##### RECORDS #####

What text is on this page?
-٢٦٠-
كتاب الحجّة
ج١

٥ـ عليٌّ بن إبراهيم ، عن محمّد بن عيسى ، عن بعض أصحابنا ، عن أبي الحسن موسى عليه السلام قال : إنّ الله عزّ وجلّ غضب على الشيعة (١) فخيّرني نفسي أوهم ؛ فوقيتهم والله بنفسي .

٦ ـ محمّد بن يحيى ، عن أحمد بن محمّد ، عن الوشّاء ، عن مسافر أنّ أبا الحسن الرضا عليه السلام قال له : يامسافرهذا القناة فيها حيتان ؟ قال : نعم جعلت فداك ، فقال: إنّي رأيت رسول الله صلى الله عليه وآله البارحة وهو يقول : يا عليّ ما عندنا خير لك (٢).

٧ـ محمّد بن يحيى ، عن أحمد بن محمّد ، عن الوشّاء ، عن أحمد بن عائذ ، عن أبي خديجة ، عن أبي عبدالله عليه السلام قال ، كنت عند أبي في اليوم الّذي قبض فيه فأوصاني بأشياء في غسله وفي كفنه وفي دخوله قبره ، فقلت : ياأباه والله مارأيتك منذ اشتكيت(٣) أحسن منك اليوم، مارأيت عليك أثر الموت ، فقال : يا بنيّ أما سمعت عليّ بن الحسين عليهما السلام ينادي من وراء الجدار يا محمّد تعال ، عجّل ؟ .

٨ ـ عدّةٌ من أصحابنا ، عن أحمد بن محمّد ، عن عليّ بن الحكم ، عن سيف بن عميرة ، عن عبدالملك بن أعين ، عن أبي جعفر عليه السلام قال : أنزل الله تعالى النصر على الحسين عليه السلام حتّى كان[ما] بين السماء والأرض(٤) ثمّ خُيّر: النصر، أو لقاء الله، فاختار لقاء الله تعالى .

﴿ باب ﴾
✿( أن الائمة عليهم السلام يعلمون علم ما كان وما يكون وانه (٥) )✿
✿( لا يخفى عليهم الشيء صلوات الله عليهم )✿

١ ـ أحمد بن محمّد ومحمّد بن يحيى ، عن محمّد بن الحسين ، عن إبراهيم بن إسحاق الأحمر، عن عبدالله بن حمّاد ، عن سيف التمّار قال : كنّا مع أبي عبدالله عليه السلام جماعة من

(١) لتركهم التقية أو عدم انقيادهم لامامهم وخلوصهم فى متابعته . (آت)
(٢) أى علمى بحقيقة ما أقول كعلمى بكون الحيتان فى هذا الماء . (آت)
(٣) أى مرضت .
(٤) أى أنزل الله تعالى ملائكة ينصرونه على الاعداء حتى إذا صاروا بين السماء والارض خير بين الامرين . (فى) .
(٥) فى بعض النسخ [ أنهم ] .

#####

Return the entries above exactly, each one complete.

- CORRECT ANSWER:
What text is on this page?
-٢٦٠-
كتاب الحجّة
ج١

٥ـ عليٌّ بن إبراهيم ، عن محمّد بن عيسى ، عن بعض أصحابنا ، عن أبي الحسن موسى عليه السلام قال : إنّ الله عزّ وجلّ غضب على الشيعة (١) فخيّرني نفسي أوهم ؛ فوقيتهم والله بنفسي .

٦ ـ محمّد بن يحيى ، عن أحمد بن محمّد ، عن الوشّاء ، عن مسافر أنّ أبا الحسن الرضا عليه السلام قال له : يامسافرهذا القناة فيها حيتان ؟ قال : نعم جعلت فداك ، فقال: إنّي رأيت رسول الله صلى الله عليه وآله البارحة وهو يقول : يا عليّ ما عندنا خير لك (٢).

٧ـ محمّد بن يحيى ، عن أحمد بن محمّد ، عن الوشّاء ، عن أحمد بن عائذ ، عن أبي خديجة ، عن أبي عبدالله عليه السلام قال ، كنت عند أبي في اليوم الّذي قبض فيه فأوصاني بأشياء في غسله وفي كفنه وفي دخوله قبره ، فقلت : ياأباه والله مارأيتك منذ اشتكيت(٣) أحسن منك اليوم، مارأيت عليك أثر الموت ، فقال : يا بنيّ أما سمعت عليّ بن الحسين عليهما السلام ينادي من وراء الجدار يا محمّد تعال ، عجّل ؟ .

٨ ـ عدّةٌ من أصحابنا ، عن أحمد بن محمّد ، عن عليّ بن الحكم ، عن سيف بن عميرة ، عن عبدالملك بن أعين ، عن أبي جعفر عليه السلام قال : أنزل الله تعالى النصر على الحسين عليه السلام حتّى كان[ما] بين السماء والأرض(٤) ثمّ خُيّر: النصر، أو لقاء الله، فاختار لقاء الله تعالى .

﴿ باب ﴾
✿( أن الائمة عليهم السلام يعلمون علم ما كان وما يكون وانه (٥) )✿
✿( لا يخفى عليهم الشيء صلوات الله عليهم )✿

١ ـ أحمد بن محمّد ومحمّد بن يحيى ، عن محمّد بن الحسين ، عن إبراهيم بن إسحاق الأحمر، عن عبدالله بن حمّاد ، عن سيف التمّار قال : كنّا مع أبي عبدالله عليه السلام جماعة من

(١) لتركهم التقية أو عدم انقيادهم لامامهم وخلوصهم فى متابعته . (آت)
(٢) أى علمى بحقيقة ما أقول كعلمى بكون الحيتان فى هذا الماء . (آت)
(٣) أى مرضت .
(٤) أى أنزل الله تعالى ملائكة ينصرونه على الاعداء حتى إذا صاروا بين السماء والارض خير بين الامرين . (فى) .
(٥) فى بعض النسخ [ أنهم ] .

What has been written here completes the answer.